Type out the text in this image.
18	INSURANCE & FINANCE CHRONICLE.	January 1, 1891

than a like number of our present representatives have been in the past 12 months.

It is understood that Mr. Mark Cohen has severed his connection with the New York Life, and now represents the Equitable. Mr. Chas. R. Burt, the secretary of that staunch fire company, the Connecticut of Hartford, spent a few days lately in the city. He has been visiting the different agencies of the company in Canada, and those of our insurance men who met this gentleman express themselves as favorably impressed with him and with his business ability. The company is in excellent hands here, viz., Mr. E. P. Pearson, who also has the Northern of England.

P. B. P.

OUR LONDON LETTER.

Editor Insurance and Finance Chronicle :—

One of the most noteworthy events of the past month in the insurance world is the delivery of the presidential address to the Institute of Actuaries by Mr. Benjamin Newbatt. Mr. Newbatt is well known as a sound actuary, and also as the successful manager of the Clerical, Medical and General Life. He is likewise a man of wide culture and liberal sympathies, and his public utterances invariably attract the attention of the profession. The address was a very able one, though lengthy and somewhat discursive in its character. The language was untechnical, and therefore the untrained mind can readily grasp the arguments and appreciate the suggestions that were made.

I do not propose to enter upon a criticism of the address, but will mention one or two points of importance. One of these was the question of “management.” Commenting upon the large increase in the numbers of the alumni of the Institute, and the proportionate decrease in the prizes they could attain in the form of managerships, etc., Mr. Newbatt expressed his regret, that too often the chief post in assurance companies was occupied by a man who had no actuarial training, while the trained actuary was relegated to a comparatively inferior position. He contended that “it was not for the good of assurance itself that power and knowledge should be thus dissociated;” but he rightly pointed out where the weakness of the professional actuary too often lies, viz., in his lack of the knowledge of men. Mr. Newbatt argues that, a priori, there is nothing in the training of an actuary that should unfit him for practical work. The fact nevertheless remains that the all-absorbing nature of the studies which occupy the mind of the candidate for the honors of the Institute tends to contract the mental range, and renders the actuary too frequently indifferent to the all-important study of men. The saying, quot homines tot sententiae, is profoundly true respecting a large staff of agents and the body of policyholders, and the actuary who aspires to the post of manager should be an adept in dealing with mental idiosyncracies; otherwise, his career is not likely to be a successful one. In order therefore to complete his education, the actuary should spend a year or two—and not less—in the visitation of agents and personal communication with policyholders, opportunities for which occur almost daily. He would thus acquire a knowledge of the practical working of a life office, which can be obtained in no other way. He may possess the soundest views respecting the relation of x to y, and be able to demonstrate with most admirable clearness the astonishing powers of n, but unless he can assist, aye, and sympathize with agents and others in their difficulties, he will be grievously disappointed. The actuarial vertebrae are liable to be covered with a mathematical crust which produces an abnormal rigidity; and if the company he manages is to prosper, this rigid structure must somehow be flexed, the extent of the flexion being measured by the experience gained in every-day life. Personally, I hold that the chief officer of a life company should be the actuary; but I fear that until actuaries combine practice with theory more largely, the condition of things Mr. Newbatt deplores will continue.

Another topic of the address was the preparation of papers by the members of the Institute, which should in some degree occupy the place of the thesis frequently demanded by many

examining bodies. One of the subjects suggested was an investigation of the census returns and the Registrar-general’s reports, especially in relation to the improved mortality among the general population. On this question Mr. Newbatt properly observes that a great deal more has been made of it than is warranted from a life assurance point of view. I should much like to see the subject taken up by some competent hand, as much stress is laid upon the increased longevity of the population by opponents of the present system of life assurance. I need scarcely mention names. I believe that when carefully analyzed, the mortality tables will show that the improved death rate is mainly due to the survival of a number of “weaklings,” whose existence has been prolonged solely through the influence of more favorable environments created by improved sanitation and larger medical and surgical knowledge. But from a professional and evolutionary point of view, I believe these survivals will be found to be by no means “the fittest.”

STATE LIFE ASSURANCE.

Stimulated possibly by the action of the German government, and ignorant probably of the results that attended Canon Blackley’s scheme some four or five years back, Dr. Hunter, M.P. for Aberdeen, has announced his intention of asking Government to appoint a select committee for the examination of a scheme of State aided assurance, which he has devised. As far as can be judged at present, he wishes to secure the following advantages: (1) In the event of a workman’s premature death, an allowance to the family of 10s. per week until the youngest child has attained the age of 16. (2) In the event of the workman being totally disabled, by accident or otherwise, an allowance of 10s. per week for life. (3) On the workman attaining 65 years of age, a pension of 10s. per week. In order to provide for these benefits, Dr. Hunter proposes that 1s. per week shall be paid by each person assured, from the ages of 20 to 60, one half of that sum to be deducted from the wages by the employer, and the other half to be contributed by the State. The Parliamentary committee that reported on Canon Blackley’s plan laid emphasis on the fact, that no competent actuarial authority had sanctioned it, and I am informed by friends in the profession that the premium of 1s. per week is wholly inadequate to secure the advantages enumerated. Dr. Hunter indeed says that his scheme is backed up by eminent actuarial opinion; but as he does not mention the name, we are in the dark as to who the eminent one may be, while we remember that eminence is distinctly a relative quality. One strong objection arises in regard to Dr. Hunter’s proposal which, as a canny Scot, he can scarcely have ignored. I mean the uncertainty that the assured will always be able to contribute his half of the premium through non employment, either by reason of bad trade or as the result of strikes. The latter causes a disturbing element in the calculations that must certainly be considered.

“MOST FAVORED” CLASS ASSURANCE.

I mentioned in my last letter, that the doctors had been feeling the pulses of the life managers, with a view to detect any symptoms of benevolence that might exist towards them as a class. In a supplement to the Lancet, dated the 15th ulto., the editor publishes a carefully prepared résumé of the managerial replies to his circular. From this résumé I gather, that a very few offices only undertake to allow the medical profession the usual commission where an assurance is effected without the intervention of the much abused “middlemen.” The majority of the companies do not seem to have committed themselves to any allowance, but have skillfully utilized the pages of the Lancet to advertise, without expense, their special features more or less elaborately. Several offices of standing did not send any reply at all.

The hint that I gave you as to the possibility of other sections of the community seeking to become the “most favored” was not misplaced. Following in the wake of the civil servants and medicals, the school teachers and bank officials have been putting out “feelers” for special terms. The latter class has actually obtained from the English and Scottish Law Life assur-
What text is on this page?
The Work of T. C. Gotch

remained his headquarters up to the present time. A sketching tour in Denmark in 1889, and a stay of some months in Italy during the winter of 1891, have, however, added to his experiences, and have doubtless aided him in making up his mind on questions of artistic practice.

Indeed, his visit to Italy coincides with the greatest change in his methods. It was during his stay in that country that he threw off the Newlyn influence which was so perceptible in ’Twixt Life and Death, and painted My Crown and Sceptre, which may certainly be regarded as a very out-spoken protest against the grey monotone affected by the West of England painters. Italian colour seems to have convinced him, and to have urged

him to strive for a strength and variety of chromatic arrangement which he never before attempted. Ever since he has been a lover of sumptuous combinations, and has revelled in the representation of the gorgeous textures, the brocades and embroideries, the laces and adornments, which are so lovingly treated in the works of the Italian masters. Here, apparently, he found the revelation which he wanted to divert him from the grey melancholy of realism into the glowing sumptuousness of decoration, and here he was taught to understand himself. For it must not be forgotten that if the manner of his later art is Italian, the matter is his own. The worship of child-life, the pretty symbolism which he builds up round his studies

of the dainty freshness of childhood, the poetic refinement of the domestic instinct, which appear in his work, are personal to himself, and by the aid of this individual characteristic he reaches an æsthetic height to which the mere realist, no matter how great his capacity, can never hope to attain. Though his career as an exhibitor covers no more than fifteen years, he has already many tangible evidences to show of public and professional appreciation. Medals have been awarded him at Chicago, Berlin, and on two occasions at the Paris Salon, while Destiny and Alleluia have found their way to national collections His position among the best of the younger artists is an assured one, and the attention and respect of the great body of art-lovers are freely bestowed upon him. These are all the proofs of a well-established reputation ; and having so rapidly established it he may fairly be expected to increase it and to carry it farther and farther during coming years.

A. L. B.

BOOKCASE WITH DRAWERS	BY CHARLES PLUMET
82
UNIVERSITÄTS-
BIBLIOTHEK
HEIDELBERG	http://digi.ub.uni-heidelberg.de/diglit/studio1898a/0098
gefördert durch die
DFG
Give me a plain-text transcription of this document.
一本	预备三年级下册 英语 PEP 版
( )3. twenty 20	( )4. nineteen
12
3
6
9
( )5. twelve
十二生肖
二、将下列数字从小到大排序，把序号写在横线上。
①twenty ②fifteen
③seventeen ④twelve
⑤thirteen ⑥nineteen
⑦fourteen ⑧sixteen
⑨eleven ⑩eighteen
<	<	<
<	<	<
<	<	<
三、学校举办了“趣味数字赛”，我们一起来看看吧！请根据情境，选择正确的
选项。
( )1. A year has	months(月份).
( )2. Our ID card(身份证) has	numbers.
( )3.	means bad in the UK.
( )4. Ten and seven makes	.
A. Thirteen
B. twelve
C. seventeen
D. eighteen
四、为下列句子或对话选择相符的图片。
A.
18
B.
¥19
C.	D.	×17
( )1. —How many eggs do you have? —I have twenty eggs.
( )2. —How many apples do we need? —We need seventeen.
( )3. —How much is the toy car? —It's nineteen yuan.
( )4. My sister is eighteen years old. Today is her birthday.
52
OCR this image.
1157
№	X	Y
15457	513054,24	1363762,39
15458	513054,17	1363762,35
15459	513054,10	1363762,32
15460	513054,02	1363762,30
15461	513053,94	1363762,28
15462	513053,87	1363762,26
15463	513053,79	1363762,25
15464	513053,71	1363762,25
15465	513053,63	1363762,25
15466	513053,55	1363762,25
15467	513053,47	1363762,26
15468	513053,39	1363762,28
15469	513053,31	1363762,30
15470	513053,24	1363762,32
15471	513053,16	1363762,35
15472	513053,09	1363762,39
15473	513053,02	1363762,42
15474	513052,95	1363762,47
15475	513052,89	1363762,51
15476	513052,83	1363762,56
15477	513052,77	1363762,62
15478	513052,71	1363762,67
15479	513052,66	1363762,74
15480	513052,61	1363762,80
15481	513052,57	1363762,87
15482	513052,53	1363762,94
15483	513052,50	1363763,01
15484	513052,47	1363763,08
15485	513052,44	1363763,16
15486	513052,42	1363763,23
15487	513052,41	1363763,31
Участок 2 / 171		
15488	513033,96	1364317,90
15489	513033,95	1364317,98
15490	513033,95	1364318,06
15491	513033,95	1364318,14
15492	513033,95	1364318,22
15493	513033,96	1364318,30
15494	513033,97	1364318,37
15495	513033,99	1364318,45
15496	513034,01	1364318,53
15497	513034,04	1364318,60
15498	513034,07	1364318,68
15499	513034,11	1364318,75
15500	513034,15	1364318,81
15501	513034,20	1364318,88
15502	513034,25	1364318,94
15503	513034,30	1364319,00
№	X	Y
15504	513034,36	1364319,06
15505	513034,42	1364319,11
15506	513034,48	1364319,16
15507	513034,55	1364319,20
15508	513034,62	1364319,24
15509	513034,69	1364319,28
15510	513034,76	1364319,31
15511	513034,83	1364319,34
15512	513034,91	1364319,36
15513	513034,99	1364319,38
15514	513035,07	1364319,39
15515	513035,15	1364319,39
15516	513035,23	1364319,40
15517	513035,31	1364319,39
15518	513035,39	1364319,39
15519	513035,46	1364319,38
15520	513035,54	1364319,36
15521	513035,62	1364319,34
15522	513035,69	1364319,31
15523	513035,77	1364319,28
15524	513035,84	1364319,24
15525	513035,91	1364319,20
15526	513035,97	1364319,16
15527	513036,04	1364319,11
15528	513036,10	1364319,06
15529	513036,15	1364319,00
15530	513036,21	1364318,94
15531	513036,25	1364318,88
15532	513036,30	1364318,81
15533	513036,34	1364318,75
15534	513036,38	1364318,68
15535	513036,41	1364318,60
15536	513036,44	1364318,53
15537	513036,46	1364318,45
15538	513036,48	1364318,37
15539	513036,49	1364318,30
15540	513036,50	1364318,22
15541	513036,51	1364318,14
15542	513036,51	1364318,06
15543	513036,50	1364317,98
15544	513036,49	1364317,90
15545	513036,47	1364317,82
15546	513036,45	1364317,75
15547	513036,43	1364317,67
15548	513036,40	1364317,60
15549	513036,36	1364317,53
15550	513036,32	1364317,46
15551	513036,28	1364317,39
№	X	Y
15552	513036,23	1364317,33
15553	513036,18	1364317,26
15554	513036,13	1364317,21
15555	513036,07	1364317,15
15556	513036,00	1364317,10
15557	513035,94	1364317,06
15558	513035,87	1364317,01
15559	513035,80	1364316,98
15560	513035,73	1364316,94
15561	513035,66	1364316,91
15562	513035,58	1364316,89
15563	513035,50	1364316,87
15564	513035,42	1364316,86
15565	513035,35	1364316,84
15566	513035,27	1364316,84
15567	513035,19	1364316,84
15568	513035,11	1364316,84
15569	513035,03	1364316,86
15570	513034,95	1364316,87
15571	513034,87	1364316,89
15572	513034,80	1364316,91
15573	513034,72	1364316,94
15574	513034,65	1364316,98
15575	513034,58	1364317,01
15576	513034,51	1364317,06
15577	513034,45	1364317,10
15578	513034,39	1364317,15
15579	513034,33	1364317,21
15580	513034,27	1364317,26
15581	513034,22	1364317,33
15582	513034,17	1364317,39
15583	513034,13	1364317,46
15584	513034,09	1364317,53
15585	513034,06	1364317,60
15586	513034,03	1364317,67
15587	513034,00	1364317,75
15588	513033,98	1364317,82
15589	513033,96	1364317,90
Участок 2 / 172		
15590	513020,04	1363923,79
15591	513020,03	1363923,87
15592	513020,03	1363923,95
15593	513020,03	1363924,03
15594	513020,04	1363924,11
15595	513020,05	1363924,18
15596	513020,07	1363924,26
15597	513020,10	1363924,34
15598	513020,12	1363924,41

TASK STATEMENT: Above are several records. Count the lines among them that contain "image" and give only the total.

OUTPUT FOR THIS EXERCISE: 2